레이아웃 주석 데이터:
'''
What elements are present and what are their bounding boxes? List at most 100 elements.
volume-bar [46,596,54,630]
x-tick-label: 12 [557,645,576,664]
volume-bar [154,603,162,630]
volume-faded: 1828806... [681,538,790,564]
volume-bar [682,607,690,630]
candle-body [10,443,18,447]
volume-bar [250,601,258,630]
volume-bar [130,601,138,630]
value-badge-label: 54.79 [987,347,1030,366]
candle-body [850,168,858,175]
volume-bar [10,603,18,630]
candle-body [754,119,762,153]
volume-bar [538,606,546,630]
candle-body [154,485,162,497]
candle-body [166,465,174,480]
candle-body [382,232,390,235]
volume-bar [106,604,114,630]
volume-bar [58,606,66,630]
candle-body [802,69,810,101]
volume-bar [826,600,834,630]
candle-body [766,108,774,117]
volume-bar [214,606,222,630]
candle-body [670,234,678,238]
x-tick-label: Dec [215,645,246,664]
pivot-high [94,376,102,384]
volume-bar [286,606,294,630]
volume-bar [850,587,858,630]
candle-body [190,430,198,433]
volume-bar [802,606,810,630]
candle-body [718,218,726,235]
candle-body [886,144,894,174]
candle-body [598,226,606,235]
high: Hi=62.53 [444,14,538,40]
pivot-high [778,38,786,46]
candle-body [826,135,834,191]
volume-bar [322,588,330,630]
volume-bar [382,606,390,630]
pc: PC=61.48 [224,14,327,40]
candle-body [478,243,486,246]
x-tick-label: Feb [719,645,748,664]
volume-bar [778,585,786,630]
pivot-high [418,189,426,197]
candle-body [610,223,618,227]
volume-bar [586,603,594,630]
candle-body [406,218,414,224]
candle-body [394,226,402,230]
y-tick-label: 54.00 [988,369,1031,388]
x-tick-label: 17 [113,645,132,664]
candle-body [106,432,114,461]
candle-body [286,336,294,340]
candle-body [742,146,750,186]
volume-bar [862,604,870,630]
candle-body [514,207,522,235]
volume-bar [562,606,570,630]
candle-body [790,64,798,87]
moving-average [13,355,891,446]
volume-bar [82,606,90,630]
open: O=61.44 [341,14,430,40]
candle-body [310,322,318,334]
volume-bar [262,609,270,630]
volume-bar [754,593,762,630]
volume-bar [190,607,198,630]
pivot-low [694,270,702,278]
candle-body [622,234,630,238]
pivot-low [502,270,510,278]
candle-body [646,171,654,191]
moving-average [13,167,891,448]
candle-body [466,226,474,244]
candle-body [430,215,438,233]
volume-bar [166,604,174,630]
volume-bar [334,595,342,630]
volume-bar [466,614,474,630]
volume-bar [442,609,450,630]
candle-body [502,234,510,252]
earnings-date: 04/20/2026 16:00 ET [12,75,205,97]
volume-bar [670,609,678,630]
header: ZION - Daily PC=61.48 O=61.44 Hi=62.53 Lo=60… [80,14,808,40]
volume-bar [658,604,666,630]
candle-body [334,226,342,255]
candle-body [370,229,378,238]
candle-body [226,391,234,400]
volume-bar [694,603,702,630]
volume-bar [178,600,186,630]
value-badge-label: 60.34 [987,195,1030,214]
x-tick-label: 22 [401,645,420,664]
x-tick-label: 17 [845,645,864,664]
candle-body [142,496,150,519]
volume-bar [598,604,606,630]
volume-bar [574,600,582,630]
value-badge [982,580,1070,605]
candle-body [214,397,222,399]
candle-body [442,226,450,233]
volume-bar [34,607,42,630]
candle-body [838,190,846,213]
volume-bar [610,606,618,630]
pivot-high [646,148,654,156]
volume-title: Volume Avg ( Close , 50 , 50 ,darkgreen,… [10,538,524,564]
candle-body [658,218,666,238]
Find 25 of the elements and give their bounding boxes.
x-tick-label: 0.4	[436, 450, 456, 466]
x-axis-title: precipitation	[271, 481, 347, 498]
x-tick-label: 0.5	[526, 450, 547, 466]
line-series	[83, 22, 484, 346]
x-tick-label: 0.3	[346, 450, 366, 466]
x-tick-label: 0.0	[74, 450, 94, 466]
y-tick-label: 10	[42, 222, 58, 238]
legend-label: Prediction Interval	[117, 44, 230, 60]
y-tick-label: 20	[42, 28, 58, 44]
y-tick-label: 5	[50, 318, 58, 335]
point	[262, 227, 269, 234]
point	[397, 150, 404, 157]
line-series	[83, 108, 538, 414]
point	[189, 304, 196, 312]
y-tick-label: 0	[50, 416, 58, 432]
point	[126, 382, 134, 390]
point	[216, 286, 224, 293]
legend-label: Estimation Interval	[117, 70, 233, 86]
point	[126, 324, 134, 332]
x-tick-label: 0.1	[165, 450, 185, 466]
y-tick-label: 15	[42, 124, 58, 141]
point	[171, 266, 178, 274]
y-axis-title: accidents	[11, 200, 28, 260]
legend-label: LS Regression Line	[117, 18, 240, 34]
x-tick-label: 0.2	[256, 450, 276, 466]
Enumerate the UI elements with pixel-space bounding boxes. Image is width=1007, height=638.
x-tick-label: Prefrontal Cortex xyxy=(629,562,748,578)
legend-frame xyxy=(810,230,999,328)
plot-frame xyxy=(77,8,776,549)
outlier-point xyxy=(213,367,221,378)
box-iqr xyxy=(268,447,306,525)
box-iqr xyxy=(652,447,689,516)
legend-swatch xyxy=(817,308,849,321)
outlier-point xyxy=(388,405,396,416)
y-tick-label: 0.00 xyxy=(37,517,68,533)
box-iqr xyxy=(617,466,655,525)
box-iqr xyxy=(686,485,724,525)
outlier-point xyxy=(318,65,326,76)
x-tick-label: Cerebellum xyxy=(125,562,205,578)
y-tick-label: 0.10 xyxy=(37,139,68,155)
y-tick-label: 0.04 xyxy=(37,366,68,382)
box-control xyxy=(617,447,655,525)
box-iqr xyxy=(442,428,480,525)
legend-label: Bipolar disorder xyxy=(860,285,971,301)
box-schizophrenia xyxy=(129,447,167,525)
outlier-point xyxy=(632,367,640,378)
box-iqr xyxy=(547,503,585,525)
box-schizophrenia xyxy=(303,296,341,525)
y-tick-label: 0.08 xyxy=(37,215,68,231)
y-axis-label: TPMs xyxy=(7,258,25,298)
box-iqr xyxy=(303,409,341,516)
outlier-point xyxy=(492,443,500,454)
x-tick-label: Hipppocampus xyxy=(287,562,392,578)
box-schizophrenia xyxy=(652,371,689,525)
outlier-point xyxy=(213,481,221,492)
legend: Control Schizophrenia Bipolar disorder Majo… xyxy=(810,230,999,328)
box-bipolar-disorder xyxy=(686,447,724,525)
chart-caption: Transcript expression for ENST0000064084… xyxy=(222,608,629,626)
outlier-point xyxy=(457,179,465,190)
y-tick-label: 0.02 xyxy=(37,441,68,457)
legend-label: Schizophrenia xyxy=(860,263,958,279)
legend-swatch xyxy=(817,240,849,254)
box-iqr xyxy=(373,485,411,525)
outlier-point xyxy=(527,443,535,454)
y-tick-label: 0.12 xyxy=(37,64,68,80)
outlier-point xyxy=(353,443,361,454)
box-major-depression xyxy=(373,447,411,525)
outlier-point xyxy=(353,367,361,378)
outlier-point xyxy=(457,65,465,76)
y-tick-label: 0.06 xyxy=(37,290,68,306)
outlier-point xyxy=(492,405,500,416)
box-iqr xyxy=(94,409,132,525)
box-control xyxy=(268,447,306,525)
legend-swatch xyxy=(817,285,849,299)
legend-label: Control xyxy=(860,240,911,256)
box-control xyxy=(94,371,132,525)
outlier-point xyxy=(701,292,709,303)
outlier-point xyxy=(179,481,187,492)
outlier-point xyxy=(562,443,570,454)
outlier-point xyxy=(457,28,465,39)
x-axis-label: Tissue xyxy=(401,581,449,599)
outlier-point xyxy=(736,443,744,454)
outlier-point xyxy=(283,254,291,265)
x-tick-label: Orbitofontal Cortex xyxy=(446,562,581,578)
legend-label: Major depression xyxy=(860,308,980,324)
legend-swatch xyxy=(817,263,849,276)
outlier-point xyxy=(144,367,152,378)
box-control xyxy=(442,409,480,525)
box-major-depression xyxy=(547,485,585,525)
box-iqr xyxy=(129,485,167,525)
'''
풀어야 할 과제:
기록의 첫 줄부터 "candle-body [670,234,678,238]" 항목이 적힌 줄까지 양 끝 줄을 포함하여 그대로 다시 입력하십시오.

과제 결과:
What elements are present and what are their bounding boxes? List at most 100 elements.
volume-bar [46,596,54,630]
x-tick-label: 12 [557,645,576,664]
volume-bar [154,603,162,630]
volume-faded: 1828806... [681,538,790,564]
volume-bar [682,607,690,630]
candle-body [10,443,18,447]
volume-bar [250,601,258,630]
volume-bar [130,601,138,630]
value-badge-label: 54.79 [987,347,1030,366]
candle-body [850,168,858,175]
volume-bar [10,603,18,630]
candle-body [754,119,762,153]
volume-bar [538,606,546,630]
candle-body [154,485,162,497]
candle-body [166,465,174,480]
candle-body [382,232,390,235]
volume-bar [106,604,114,630]
volume-bar [58,606,66,630]
candle-body [802,69,810,101]
volume-bar [826,600,834,630]
candle-body [766,108,774,117]
volume-bar [214,606,222,630]
candle-body [670,234,678,238]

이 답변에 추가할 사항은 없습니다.